▶ SET EXERCISE:
Copy out each line of the data that holds the word "dashed".

START DATA SUPPLIED

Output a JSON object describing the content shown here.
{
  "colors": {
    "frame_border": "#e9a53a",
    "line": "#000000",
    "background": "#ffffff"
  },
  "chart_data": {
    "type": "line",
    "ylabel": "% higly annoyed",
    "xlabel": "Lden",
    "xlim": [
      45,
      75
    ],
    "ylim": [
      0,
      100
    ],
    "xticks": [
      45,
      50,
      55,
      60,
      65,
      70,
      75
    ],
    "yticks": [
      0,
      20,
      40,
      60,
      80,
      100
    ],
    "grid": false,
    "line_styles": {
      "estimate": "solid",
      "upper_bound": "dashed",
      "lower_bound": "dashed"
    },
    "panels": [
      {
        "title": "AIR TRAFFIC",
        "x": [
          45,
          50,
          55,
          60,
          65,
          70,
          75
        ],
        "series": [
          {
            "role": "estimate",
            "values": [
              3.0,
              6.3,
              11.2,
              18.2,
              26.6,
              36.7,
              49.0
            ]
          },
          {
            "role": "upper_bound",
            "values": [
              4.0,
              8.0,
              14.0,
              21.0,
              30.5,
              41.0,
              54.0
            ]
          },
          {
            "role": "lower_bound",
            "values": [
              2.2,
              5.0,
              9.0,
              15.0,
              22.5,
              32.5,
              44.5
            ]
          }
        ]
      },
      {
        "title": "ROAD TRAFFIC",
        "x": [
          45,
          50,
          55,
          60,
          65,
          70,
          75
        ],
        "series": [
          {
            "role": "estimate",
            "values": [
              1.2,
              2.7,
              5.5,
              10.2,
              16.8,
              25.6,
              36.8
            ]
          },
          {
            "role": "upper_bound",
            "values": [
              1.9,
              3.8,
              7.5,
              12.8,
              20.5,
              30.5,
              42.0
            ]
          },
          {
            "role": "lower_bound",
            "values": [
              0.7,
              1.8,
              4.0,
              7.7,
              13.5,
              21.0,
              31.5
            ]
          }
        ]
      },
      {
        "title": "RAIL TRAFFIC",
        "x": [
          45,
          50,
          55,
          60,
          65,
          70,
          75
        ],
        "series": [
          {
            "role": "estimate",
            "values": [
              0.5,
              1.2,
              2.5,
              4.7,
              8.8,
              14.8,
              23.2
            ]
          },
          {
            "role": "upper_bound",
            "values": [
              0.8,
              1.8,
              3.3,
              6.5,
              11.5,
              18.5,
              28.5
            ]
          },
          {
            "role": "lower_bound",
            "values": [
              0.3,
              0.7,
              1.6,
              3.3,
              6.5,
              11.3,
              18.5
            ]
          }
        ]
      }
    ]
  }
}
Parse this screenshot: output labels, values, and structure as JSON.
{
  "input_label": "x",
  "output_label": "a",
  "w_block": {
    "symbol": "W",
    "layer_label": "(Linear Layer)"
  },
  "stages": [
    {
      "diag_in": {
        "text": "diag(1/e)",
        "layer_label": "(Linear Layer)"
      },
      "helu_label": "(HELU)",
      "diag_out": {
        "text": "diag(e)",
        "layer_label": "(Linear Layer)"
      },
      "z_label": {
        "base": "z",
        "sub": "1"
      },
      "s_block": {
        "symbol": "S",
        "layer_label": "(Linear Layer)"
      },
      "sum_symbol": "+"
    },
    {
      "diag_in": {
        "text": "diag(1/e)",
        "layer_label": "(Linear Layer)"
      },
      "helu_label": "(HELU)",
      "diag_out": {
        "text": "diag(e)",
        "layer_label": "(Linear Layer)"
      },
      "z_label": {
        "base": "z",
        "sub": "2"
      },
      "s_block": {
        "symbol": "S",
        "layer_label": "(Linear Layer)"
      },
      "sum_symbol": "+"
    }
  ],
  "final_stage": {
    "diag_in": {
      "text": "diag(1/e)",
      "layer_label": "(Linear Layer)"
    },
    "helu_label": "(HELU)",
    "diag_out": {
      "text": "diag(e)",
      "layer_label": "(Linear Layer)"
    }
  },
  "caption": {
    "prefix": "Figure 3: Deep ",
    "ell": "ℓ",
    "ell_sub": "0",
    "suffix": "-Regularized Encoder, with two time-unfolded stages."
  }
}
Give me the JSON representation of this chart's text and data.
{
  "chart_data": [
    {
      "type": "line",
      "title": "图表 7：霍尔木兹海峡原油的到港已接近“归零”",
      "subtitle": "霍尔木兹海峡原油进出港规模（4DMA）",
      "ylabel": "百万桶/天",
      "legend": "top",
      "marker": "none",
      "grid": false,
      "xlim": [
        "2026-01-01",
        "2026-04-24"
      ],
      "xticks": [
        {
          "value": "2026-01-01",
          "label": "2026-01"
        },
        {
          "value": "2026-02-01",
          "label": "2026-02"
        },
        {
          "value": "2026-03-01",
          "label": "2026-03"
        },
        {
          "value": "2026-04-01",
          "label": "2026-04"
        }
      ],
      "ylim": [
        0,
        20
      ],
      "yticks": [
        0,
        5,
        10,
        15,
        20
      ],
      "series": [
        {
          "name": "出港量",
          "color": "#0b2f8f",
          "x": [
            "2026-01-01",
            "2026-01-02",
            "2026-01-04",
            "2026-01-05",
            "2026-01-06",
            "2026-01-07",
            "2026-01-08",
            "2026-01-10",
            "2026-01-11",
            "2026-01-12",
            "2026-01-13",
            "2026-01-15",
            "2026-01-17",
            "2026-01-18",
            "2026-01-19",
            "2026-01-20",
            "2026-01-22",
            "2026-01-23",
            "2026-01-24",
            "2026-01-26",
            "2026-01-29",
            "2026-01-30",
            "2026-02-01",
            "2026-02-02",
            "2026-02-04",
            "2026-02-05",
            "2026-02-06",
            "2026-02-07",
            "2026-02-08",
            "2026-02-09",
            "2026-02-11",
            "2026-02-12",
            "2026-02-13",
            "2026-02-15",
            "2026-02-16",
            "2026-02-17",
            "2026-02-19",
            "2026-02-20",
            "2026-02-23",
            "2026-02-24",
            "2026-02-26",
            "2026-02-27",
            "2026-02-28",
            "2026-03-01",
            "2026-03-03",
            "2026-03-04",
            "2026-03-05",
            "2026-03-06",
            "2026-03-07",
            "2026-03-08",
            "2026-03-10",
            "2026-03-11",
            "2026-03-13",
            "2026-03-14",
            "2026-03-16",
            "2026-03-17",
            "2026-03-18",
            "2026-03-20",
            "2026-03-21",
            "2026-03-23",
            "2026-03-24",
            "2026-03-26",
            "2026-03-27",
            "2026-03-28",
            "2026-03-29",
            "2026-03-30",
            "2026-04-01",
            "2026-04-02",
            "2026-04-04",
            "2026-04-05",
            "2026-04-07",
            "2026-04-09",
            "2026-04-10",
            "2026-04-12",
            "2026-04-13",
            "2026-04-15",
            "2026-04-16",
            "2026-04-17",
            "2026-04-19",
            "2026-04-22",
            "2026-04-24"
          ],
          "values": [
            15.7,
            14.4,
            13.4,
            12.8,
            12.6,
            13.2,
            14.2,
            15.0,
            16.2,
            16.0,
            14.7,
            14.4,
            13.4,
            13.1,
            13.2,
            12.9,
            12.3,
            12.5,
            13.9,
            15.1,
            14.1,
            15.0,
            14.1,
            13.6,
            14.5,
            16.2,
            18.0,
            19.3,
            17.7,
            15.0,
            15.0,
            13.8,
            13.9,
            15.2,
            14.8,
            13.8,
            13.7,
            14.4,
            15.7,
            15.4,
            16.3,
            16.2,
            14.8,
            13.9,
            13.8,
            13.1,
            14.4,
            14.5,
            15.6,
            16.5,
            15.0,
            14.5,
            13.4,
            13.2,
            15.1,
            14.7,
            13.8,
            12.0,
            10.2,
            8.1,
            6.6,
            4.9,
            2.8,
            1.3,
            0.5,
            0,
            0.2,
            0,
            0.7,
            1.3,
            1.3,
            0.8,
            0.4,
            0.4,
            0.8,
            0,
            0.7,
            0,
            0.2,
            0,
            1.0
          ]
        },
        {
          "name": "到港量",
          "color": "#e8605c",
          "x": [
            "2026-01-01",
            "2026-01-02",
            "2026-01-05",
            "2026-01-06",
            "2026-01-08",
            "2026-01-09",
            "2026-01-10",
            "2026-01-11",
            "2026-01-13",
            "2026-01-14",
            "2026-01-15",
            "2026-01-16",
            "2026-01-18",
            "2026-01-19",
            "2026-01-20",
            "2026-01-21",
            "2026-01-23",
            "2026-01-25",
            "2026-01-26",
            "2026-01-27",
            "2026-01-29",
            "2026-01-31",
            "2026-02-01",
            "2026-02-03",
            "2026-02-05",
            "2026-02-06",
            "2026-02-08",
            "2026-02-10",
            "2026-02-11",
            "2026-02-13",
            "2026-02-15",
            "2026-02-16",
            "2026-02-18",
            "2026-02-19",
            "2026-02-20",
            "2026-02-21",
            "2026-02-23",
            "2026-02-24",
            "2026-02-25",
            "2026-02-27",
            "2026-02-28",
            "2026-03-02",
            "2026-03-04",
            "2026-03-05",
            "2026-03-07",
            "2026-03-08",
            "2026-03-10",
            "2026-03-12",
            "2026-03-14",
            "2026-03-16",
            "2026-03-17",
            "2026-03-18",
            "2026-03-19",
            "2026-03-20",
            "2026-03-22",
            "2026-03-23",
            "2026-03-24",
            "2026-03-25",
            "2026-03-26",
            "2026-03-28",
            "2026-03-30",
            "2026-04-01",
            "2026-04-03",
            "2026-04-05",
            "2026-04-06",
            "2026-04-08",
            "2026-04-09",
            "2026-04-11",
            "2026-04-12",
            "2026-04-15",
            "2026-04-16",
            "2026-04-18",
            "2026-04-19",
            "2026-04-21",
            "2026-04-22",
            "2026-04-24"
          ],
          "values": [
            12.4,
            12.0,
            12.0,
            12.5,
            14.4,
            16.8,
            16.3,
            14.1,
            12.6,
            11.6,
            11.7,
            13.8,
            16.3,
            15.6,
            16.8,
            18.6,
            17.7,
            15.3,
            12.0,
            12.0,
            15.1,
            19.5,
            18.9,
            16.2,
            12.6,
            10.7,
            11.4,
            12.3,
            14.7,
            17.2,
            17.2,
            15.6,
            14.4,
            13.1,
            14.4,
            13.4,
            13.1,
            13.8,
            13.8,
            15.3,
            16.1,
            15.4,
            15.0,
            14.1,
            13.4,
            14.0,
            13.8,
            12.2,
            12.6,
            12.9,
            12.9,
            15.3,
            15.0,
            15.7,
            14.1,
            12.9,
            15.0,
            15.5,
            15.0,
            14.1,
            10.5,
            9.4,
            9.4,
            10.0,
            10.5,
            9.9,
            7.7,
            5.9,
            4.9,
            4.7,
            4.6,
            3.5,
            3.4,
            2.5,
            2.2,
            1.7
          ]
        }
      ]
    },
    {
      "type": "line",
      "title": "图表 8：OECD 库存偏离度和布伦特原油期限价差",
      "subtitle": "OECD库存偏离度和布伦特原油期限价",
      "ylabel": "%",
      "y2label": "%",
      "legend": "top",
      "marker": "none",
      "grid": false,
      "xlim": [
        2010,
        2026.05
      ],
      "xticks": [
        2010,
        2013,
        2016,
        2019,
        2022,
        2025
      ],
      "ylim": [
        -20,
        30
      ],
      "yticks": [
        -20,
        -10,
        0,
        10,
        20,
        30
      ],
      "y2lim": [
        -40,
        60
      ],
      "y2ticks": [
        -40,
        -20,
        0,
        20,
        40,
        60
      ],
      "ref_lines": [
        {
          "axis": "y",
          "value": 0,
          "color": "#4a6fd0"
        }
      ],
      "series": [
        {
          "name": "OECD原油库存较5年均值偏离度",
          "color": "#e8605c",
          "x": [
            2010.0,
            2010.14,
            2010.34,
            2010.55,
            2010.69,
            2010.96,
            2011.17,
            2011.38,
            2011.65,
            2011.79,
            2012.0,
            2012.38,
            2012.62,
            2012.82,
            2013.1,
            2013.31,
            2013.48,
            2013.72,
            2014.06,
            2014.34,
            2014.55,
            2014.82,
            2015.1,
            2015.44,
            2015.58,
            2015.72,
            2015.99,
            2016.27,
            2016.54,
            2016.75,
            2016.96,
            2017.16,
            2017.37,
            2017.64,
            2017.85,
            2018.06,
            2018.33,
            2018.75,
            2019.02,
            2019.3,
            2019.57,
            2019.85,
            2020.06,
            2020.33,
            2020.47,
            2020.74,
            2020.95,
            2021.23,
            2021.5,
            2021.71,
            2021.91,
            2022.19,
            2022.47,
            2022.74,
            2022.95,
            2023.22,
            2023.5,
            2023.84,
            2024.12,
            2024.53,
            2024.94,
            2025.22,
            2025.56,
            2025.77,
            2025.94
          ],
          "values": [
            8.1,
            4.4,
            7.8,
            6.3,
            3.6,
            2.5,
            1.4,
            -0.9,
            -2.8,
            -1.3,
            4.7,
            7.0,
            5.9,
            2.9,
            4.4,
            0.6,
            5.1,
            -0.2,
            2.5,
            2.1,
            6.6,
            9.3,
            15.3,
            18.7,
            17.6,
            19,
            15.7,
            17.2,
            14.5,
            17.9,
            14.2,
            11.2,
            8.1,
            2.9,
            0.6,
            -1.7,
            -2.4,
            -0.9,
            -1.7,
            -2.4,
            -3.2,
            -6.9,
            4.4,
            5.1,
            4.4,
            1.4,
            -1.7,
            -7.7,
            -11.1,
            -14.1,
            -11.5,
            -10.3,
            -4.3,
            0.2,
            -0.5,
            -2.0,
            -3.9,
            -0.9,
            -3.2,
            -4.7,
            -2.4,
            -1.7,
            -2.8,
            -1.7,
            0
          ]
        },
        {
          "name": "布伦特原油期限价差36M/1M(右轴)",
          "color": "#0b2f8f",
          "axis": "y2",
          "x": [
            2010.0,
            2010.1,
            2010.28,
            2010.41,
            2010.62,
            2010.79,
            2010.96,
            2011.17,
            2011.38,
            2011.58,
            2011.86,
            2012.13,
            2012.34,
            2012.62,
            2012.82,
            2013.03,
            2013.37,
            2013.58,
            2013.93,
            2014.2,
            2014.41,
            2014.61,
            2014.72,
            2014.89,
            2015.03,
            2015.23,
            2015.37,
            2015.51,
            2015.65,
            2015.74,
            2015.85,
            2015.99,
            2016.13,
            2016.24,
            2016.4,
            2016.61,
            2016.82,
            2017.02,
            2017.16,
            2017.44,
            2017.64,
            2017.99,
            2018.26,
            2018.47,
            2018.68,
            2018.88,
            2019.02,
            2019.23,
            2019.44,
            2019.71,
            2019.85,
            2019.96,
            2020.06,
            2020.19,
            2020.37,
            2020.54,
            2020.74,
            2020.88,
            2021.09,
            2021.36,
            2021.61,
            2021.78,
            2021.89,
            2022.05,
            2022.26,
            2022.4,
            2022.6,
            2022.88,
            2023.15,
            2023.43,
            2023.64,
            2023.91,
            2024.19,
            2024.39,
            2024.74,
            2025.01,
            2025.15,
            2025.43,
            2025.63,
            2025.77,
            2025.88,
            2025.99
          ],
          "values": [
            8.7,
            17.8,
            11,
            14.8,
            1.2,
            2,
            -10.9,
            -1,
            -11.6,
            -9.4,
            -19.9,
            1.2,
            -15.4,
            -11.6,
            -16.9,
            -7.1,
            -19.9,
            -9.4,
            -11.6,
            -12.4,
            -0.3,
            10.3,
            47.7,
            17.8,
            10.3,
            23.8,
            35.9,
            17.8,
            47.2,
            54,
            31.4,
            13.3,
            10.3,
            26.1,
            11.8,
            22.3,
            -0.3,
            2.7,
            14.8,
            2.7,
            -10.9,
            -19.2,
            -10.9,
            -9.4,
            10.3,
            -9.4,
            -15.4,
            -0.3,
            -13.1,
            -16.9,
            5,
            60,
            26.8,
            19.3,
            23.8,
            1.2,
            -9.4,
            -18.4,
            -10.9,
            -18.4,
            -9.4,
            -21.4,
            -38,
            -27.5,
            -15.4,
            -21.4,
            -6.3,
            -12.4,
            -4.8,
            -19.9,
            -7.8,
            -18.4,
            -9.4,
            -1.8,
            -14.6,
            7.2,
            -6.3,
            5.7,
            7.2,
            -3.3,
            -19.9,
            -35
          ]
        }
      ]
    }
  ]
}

END DATA SUPPLIED

▶ RESPONSE TO THE TASK:
      "upper_bound": "dashed",
      "lower_bound": "dashed"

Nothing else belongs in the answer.